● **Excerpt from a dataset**

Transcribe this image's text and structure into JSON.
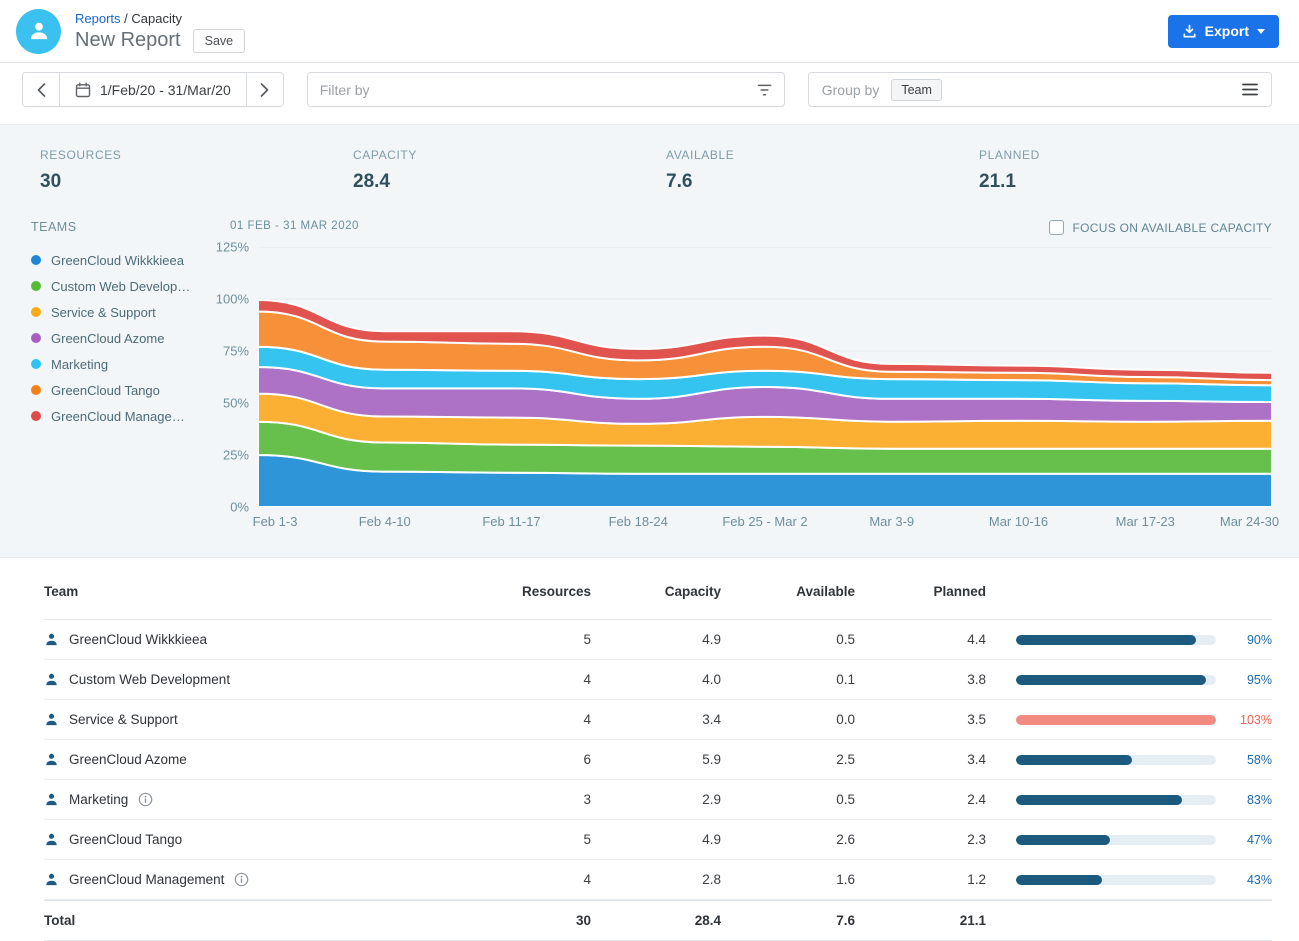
{
  "header": {
    "breadcrumb": {
      "parent": "Reports",
      "separator": " / ",
      "current": "Capacity"
    },
    "title": "New Report",
    "save_button": "Save",
    "export_button": "Export"
  },
  "toolbar": {
    "date_range": "1/Feb/20 - 31/Mar/20",
    "filter_placeholder": "Filter by",
    "group_by_label": "Group by",
    "group_by_value": "Team"
  },
  "summary_stats": [
    {
      "label": "RESOURCES",
      "value": "30"
    },
    {
      "label": "CAPACITY",
      "value": "28.4"
    },
    {
      "label": "AVAILABLE",
      "value": "7.6"
    },
    {
      "label": "PLANNED",
      "value": "21.1"
    }
  ],
  "chart_panel": {
    "legend_title": "TEAMS",
    "period_label": "01 FEB - 31 MAR 2020",
    "focus_checkbox_label": "FOCUS ON AVAILABLE CAPACITY",
    "focus_checkbox_checked": false,
    "legend": [
      {
        "label": "GreenCloud Wikkkieea",
        "color": "#1f87d4"
      },
      {
        "label": "Custom Web Develop…",
        "color": "#54bb34"
      },
      {
        "label": "Service & Support",
        "color": "#fbab18"
      },
      {
        "label": "GreenCloud Azome",
        "color": "#a95fc2"
      },
      {
        "label": "Marketing",
        "color": "#2fc3f4"
      },
      {
        "label": "GreenCloud Tango",
        "color": "#f57f17"
      },
      {
        "label": "GreenCloud Manage…",
        "color": "#e24a47"
      }
    ]
  },
  "chart_data": {
    "type": "area",
    "stacked": true,
    "title": "01 FEB - 31 MAR 2020",
    "unit": "% of capacity",
    "x": [
      "Feb 1-3",
      "Feb 4-10",
      "Feb 11-17",
      "Feb 18-24",
      "Feb 25 - Mar 2",
      "Mar 3-9",
      "Mar 10-16",
      "Mar 17-23",
      "Mar 24-30"
    ],
    "ylim": [
      0,
      125
    ],
    "y_ticks": [
      "0%",
      "25%",
      "50%",
      "75%",
      "100%",
      "125%"
    ],
    "grid": true,
    "legend_position": "left",
    "series": [
      {
        "name": "GreenCloud Wikkkieea",
        "color": "#2e95d8",
        "values": [
          25,
          17,
          16.5,
          16,
          16,
          16,
          16,
          16,
          16
        ]
      },
      {
        "name": "Custom Web Development",
        "color": "#67bf4c",
        "values": [
          16,
          14,
          13.5,
          13.5,
          13,
          12,
          12,
          12,
          12
        ]
      },
      {
        "name": "Service & Support",
        "color": "#fbaf33",
        "values": [
          13.5,
          12.5,
          13,
          10.5,
          14.3,
          13,
          13.5,
          13,
          13.5
        ]
      },
      {
        "name": "GreenCloud Azome",
        "color": "#ad72c5",
        "values": [
          12.8,
          13.5,
          14,
          12,
          14.4,
          11,
          10.5,
          10,
          9
        ]
      },
      {
        "name": "Marketing",
        "color": "#35c4f0",
        "values": [
          9.7,
          9,
          8.5,
          9.5,
          7.8,
          9.5,
          9,
          8.5,
          8
        ]
      },
      {
        "name": "GreenCloud Tango",
        "color": "#f6913a",
        "values": [
          17,
          13.5,
          13,
          9,
          11.5,
          3.5,
          3.5,
          3,
          2.5
        ]
      },
      {
        "name": "GreenCloud Management",
        "color": "#e0534e",
        "values": [
          5.5,
          5,
          6,
          5.5,
          5.4,
          3.8,
          3.5,
          3.5,
          3.5
        ]
      }
    ]
  },
  "table": {
    "columns": [
      "Team",
      "Resources",
      "Capacity",
      "Available",
      "Planned"
    ],
    "rows": [
      {
        "team": "GreenCloud Wikkkieea",
        "info": false,
        "resources": "5",
        "capacity": "4.9",
        "available": "0.5",
        "planned": "4.4",
        "utilization_pct": 90
      },
      {
        "team": "Custom Web Development",
        "info": false,
        "resources": "4",
        "capacity": "4.0",
        "available": "0.1",
        "planned": "3.8",
        "utilization_pct": 95
      },
      {
        "team": "Service & Support",
        "info": false,
        "resources": "4",
        "capacity": "3.4",
        "available": "0.0",
        "planned": "3.5",
        "utilization_pct": 103
      },
      {
        "team": "GreenCloud Azome",
        "info": false,
        "resources": "6",
        "capacity": "5.9",
        "available": "2.5",
        "planned": "3.4",
        "utilization_pct": 58
      },
      {
        "team": "Marketing",
        "info": true,
        "resources": "3",
        "capacity": "2.9",
        "available": "0.5",
        "planned": "2.4",
        "utilization_pct": 83
      },
      {
        "team": "GreenCloud Tango",
        "info": false,
        "resources": "5",
        "capacity": "4.9",
        "available": "2.6",
        "planned": "2.3",
        "utilization_pct": 47
      },
      {
        "team": "GreenCloud Management",
        "info": true,
        "resources": "4",
        "capacity": "2.8",
        "available": "1.6",
        "planned": "1.2",
        "utilization_pct": 43
      }
    ],
    "total": {
      "label": "Total",
      "resources": "30",
      "capacity": "28.4",
      "available": "7.6",
      "planned": "21.1"
    }
  },
  "colors": {
    "accent_blue": "#1a73e8",
    "avatar_blue": "#3bc1ef",
    "bar_fill": "#1d5a80",
    "bar_over_fill": "#f18a80",
    "pct_text": "#1a6ab0",
    "pct_over_text": "#ee6157",
    "section_bg": "#f3f6f8"
  }
}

● **AIM**
Omit every picture, then repeat the remaining data exactly as it appears above.

● **FINISHED ANSWER**
Transcribe this image's text and structure into JSON.
{
  "header": {
    "breadcrumb": {
      "parent": "Reports",
      "separator": " / ",
      "current": "Capacity"
    },
    "title": "New Report",
    "save_button": "Save",
    "export_button": "Export"
  },
  "toolbar": {
    "date_range": "1/Feb/20 - 31/Mar/20",
    "filter_placeholder": "Filter by",
    "group_by_label": "Group by",
    "group_by_value": "Team"
  },
  "summary_stats": [
    {
      "label": "RESOURCES",
      "value": "30"
    },
    {
      "label": "CAPACITY",
      "value": "28.4"
    },
    {
      "label": "AVAILABLE",
      "value": "7.6"
    },
    {
      "label": "PLANNED",
      "value": "21.1"
    }
  ],
  "chart_panel": {
    "legend_title": "TEAMS",
    "period_label": "01 FEB - 31 MAR 2020",
    "focus_checkbox_label": "FOCUS ON AVAILABLE CAPACITY",
    "focus_checkbox_checked": false,
    "legend": [
      {
        "label": "GreenCloud Wikkkieea",
        "color": "#1f87d4"
      },
      {
        "label": "Custom Web Develop…",
        "color": "#54bb34"
      },
      {
        "label": "Service & Support",
        "color": "#fbab18"
      },
      {
        "label": "GreenCloud Azome",
        "color": "#a95fc2"
      },
      {
        "label": "Marketing",
        "color": "#2fc3f4"
      },
      {
        "label": "GreenCloud Tango",
        "color": "#f57f17"
      },
      {
        "label": "GreenCloud Manage…",
        "color": "#e24a47"
      }
    ]
  },
  "chart_data": {
    "type": "area",
    "stacked": true,
    "title": "01 FEB - 31 MAR 2020",
    "unit": "% of capacity",
    "x": [
      "Feb 1-3",
      "Feb 4-10",
      "Feb 11-17",
      "Feb 18-24",
      "Feb 25 - Mar 2",
      "Mar 3-9",
      "Mar 10-16",
      "Mar 17-23",
      "Mar 24-30"
    ],
    "ylim": [
      0,
      125
    ],
    "y_ticks": [
      "0%",
      "25%",
      "50%",
      "75%",
      "100%",
      "125%"
    ],
    "grid": true,
    "legend_position": "left",
    "series": [
      {
        "name": "GreenCloud Wikkkieea",
        "color": "#2e95d8",
        "values": [
          25,
          17,
          16.5,
          16,
          16,
          16,
          16,
          16,
          16
        ]
      },
      {
        "name": "Custom Web Development",
        "color": "#67bf4c",
        "values": [
          16,
          14,
          13.5,
          13.5,
          13,
          12,
          12,
          12,
          12
        ]
      },
      {
        "name": "Service & Support",
        "color": "#fbaf33",
        "values": [
          13.5,
          12.5,
          13,
          10.5,
          14.3,
          13,
          13.5,
          13,
          13.5
        ]
      },
      {
        "name": "GreenCloud Azome",
        "color": "#ad72c5",
        "values": [
          12.8,
          13.5,
          14,
          12,
          14.4,
          11,
          10.5,
          10,
          9
        ]
      },
      {
        "name": "Marketing",
        "color": "#35c4f0",
        "values": [
          9.7,
          9,
          8.5,
          9.5,
          7.8,
          9.5,
          9,
          8.5,
          8
        ]
      },
      {
        "name": "GreenCloud Tango",
        "color": "#f6913a",
        "values": [
          17,
          13.5,
          13,
          9,
          11.5,
          3.5,
          3.5,
          3,
          2.5
        ]
      },
      {
        "name": "GreenCloud Management",
        "color": "#e0534e",
        "values": [
          5.5,
          5,
          6,
          5.5,
          5.4,
          3.8,
          3.5,
          3.5,
          3.5
        ]
      }
    ]
  },
  "table": {
    "columns": [
      "Team",
      "Resources",
      "Capacity",
      "Available",
      "Planned"
    ],
    "rows": [
      {
        "team": "GreenCloud Wikkkieea",
        "info": false,
        "resources": "5",
        "capacity": "4.9",
        "available": "0.5",
        "planned": "4.4",
        "utilization_pct": 90
      },
      {
        "team": "Custom Web Development",
        "info": false,
        "resources": "4",
        "capacity": "4.0",
        "available": "0.1",
        "planned": "3.8",
        "utilization_pct": 95
      },
      {
        "team": "Service & Support",
        "info": false,
        "resources": "4",
        "capacity": "3.4",
        "available": "0.0",
        "planned": "3.5",
        "utilization_pct": 103
      },
      {
        "team": "GreenCloud Azome",
        "info": false,
        "resources": "6",
        "capacity": "5.9",
        "available": "2.5",
        "planned": "3.4",
        "utilization_pct": 58
      },
      {
        "team": "Marketing",
        "info": true,
        "resources": "3",
        "capacity": "2.9",
        "available": "0.5",
        "planned": "2.4",
        "utilization_pct": 83
      },
      {
        "team": "GreenCloud Tango",
        "info": false,
        "resources": "5",
        "capacity": "4.9",
        "available": "2.6",
        "planned": "2.3",
        "utilization_pct": 47
      },
      {
        "team": "GreenCloud Management",
        "info": true,
        "resources": "4",
        "capacity": "2.8",
        "available": "1.6",
        "planned": "1.2",
        "utilization_pct": 43
      }
    ],
    "total": {
      "label": "Total",
      "resources": "30",
      "capacity": "28.4",
      "available": "7.6",
      "planned": "21.1"
    }
  },
  "colors": {
    "accent_blue": "#1a73e8",
    "avatar_blue": "#3bc1ef",
    "bar_fill": "#1d5a80",
    "bar_over_fill": "#f18a80",
    "pct_text": "#1a6ab0",
    "pct_over_text": "#ee6157",
    "section_bg": "#f3f6f8"
  }
}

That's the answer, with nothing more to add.